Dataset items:
◇ ◇ ◇ ◇
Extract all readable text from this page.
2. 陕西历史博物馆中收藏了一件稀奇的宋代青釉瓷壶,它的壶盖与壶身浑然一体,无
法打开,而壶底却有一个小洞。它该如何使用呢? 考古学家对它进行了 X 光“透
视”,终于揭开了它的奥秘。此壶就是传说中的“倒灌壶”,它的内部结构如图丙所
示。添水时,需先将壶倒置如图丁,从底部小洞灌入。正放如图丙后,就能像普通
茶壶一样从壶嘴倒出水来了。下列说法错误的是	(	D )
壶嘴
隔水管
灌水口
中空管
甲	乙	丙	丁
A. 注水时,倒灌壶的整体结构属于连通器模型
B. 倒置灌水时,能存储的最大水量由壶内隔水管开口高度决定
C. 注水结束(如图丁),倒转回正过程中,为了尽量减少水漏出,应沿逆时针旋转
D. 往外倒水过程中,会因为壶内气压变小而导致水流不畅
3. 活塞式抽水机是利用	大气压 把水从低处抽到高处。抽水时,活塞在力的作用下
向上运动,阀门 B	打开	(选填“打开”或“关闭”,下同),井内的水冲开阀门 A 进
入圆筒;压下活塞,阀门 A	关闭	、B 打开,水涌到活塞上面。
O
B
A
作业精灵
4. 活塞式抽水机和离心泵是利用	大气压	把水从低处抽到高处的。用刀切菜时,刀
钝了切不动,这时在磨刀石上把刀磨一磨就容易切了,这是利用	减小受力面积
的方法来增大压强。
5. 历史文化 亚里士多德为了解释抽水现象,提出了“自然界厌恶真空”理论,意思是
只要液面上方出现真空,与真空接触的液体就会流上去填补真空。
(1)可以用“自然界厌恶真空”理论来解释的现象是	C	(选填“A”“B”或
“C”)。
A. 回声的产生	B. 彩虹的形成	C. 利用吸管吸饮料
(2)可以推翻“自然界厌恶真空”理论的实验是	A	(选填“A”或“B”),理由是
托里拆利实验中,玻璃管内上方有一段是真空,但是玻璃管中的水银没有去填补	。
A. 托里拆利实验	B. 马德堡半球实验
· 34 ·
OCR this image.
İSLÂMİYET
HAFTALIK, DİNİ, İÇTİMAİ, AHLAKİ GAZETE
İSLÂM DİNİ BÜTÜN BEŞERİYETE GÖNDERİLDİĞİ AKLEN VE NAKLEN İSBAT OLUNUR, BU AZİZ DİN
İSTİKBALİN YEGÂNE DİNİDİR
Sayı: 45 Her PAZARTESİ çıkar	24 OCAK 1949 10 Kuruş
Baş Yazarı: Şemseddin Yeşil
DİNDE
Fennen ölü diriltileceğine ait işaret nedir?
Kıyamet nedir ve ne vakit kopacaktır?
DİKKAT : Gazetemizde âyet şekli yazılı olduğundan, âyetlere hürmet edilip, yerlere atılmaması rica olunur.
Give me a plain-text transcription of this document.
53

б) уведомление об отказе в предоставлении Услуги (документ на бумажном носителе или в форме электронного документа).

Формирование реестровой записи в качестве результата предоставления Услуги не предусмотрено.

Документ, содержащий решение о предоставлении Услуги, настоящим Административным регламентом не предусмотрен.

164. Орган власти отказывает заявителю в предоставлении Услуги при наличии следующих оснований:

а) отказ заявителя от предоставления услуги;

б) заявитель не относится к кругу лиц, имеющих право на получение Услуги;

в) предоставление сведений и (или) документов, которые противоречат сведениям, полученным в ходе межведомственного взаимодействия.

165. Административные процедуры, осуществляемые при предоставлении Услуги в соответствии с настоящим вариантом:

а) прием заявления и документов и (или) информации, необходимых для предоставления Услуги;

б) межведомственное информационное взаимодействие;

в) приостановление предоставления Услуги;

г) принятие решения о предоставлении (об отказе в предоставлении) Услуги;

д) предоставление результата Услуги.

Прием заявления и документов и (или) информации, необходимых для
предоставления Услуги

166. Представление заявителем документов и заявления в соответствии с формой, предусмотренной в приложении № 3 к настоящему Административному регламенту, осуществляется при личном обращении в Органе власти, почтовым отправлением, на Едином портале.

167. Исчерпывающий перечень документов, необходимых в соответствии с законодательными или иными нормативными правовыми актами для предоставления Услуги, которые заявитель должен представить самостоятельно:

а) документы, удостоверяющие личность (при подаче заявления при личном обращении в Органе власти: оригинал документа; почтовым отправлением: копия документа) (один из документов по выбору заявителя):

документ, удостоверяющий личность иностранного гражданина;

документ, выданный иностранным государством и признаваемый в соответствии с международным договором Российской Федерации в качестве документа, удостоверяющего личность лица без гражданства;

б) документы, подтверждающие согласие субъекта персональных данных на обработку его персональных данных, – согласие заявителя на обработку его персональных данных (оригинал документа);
◇ ◇ ◇ ◇
▶ **INSTRUCTION**
Extract all of the data above and output it character for character.

▶ **TASK OUTPUT**
Extract all readable text from this page.
2. 陕西历史博物馆中收藏了一件稀奇的宋代青釉瓷壶,它的壶盖与壶身浑然一体,无
法打开,而壶底却有一个小洞。它该如何使用呢? 考古学家对它进行了 X 光“透
视”,终于揭开了它的奥秘。此壶就是传说中的“倒灌壶”,它的内部结构如图丙所
示。添水时,需先将壶倒置如图丁,从底部小洞灌入。正放如图丙后,就能像普通
茶壶一样从壶嘴倒出水来了。下列说法错误的是	(	D )
壶嘴
隔水管
灌水口
中空管
甲	乙	丙	丁
A. 注水时,倒灌壶的整体结构属于连通器模型
B. 倒置灌水时,能存储的最大水量由壶内隔水管开口高度决定
C. 注水结束(如图丁),倒转回正过程中,为了尽量减少水漏出,应沿逆时针旋转
D. 往外倒水过程中,会因为壶内气压变小而导致水流不畅
3. 活塞式抽水机是利用	大气压 把水从低处抽到高处。抽水时,活塞在力的作用下
向上运动,阀门 B	打开	(选填“打开”或“关闭”,下同),井内的水冲开阀门 A 进
入圆筒;压下活塞,阀门 A	关闭	、B 打开,水涌到活塞上面。
O
B
A
作业精灵
4. 活塞式抽水机和离心泵是利用	大气压	把水从低处抽到高处的。用刀切菜时,刀
钝了切不动,这时在磨刀石上把刀磨一磨就容易切了,这是利用	减小受力面积
的方法来增大压强。
5. 历史文化 亚里士多德为了解释抽水现象,提出了“自然界厌恶真空”理论,意思是
只要液面上方出现真空,与真空接触的液体就会流上去填补真空。
(1)可以用“自然界厌恶真空”理论来解释的现象是	C	(选填“A”“B”或
“C”)。
A. 回声的产生	B. 彩虹的形成	C. 利用吸管吸饮料
(2)可以推翻“自然界厌恶真空”理论的实验是	A	(选填“A”或“B”),理由是
托里拆利实验中,玻璃管内上方有一段是真空,但是玻璃管中的水银没有去填补	。
A. 托里拆利实验	B. 马德堡半球实验
· 34 ·
OCR this image.
İSLÂMİYET
HAFTALIK, DİNİ, İÇTİMAİ, AHLAKİ GAZETE
İSLÂM DİNİ BÜTÜN BEŞERİYETE GÖNDERİLDİĞİ AKLEN VE NAKLEN İSBAT OLUNUR, BU AZİZ DİN
İSTİKBALİN YEGÂNE DİNİDİR
Sayı: 45 Her PAZARTESİ çıkar	24 OCAK 1949 10 Kuruş
Baş Yazarı: Şemseddin Yeşil
DİNDE
Fennen ölü diriltileceğine ait işaret nedir?
Kıyamet nedir ve ne vakit kopacaktır?
DİKKAT : Gazetemizde âyet şekli yazılı olduğundan, âyetlere hürmet edilip, yerlere atılmaması rica olunur.
Give me a plain-text transcription of this document.
53

б) уведомление об отказе в предоставлении Услуги (документ на бумажном носителе или в форме электронного документа).

Формирование реестровой записи в качестве результата предоставления Услуги не предусмотрено.

Документ, содержащий решение о предоставлении Услуги, настоящим Административным регламентом не предусмотрен.

164. Орган власти отказывает заявителю в предоставлении Услуги при наличии следующих оснований:

а) отказ заявителя от предоставления услуги;

б) заявитель не относится к кругу лиц, имеющих право на получение Услуги;

в) предоставление сведений и (или) документов, которые противоречат сведениям, полученным в ходе межведомственного взаимодействия.

165. Административные процедуры, осуществляемые при предоставлении Услуги в соответствии с настоящим вариантом:

а) прием заявления и документов и (или) информации, необходимых для предоставления Услуги;

б) межведомственное информационное взаимодействие;

в) приостановление предоставления Услуги;

г) принятие решения о предоставлении (об отказе в предоставлении) Услуги;

д) предоставление результата Услуги.

Прием заявления и документов и (или) информации, необходимых для
предоставления Услуги

166. Представление заявителем документов и заявления в соответствии с формой, предусмотренной в приложении № 3 к настоящему Административному регламенту, осуществляется при личном обращении в Органе власти, почтовым отправлением, на Едином портале.

167. Исчерпывающий перечень документов, необходимых в соответствии с законодательными или иными нормативными правовыми актами для предоставления Услуги, которые заявитель должен представить самостоятельно:

а) документы, удостоверяющие личность (при подаче заявления при личном обращении в Органе власти: оригинал документа; почтовым отправлением: копия документа) (один из документов по выбору заявителя):

документ, удостоверяющий личность иностранного гражданина;

документ, выданный иностранным государством и признаваемый в соответствии с международным договором Российской Федерации в качестве документа, удостоверяющего личность лица без гражданства;

б) документы, подтверждающие согласие субъекта персональных данных на обработку его персональных данных, – согласие заявителя на обработку его персональных данных (оригинал документа);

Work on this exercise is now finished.